● Problem statement: Give the number of lines that include the word "łatwo", nothing more.

Collected data:
***

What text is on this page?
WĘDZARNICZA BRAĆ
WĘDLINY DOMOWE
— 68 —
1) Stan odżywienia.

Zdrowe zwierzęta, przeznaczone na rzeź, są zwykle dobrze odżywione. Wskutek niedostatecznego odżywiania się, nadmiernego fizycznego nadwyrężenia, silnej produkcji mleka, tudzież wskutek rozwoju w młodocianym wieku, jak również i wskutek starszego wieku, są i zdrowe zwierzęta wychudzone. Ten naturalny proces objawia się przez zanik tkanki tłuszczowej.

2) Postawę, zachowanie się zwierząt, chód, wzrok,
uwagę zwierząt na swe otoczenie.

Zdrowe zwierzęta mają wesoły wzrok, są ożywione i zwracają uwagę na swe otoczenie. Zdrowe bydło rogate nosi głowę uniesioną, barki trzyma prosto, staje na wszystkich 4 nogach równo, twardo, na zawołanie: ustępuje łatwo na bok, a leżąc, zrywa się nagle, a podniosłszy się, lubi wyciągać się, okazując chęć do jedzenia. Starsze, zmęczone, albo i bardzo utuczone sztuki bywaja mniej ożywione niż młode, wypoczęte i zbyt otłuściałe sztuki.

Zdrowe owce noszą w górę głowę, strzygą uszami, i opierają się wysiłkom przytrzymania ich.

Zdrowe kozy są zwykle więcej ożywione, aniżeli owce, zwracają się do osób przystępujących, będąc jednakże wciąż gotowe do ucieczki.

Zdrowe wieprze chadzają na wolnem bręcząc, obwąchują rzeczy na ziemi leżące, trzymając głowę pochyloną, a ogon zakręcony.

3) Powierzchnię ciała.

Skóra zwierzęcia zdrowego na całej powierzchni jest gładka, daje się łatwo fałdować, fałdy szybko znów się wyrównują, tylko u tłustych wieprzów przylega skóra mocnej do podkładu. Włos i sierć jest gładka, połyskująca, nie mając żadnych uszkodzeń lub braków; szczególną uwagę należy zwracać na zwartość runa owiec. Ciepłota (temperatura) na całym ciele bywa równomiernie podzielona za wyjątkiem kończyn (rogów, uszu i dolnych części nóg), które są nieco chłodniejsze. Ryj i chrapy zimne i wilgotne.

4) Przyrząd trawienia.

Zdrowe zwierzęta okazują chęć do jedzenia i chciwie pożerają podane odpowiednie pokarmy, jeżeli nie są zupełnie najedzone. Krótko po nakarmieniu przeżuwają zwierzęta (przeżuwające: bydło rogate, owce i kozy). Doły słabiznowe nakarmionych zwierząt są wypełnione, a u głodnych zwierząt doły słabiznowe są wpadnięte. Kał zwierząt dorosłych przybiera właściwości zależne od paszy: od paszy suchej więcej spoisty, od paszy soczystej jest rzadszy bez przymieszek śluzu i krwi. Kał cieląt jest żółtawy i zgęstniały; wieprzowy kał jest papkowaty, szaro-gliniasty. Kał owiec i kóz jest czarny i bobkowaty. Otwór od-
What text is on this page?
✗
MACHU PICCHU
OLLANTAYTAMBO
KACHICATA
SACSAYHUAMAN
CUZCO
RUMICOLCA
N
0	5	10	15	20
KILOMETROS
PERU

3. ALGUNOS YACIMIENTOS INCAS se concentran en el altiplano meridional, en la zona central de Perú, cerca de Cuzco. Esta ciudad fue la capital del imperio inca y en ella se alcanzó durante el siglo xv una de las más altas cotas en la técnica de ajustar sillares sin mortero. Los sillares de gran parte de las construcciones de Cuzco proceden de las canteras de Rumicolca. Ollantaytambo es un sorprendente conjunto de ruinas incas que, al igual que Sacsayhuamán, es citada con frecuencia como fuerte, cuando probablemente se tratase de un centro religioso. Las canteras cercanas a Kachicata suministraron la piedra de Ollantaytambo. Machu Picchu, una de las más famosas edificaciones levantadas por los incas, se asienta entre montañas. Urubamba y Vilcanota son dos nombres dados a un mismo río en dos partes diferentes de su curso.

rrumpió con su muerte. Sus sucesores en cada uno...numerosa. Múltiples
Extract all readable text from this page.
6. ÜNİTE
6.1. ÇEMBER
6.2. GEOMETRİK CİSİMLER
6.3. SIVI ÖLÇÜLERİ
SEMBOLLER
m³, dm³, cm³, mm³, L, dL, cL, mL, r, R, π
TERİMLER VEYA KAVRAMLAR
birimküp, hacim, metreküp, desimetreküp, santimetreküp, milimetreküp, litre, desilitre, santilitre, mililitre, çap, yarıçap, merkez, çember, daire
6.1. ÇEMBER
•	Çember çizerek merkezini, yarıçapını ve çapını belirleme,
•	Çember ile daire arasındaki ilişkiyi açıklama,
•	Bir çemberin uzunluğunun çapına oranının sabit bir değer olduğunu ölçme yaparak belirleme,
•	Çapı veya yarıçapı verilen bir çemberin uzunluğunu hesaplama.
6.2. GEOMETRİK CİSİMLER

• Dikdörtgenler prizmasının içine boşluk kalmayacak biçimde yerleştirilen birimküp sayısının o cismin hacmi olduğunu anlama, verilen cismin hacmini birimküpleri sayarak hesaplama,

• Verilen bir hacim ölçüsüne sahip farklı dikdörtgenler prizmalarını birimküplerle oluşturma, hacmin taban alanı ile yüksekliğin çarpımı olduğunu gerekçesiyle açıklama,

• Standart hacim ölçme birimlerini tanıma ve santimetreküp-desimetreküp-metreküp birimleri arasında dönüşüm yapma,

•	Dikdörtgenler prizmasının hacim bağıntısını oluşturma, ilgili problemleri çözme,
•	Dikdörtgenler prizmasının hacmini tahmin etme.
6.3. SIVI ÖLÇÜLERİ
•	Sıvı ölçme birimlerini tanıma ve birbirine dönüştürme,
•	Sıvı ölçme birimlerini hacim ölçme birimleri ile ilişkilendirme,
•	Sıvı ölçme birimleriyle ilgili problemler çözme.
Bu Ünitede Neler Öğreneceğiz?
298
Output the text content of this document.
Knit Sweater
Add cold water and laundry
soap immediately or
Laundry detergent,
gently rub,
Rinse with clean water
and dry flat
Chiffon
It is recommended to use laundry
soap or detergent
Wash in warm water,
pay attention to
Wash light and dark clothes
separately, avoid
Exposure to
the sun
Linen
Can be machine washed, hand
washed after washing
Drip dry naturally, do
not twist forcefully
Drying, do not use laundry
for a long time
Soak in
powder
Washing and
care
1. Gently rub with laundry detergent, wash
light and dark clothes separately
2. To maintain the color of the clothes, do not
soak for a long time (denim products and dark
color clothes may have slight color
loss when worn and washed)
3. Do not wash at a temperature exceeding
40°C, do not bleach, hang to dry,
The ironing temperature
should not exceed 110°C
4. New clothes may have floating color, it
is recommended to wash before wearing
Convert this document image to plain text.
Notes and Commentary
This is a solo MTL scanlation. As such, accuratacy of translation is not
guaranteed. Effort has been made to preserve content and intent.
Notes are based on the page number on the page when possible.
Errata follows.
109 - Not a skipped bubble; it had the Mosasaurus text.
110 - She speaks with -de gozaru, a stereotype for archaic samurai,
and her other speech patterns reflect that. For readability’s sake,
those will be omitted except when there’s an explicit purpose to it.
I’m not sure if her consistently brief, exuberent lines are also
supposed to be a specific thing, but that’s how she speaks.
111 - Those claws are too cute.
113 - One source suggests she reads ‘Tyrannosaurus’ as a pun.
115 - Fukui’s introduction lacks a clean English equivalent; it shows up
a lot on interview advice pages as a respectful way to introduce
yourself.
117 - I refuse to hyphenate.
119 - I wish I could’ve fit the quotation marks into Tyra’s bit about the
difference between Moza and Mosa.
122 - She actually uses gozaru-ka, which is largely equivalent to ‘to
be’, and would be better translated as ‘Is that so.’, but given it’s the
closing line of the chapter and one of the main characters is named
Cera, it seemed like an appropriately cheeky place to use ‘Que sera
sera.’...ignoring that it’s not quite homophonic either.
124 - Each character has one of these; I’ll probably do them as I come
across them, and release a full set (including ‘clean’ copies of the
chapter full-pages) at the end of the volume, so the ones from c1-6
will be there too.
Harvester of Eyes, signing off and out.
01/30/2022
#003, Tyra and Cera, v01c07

***

● Result: 2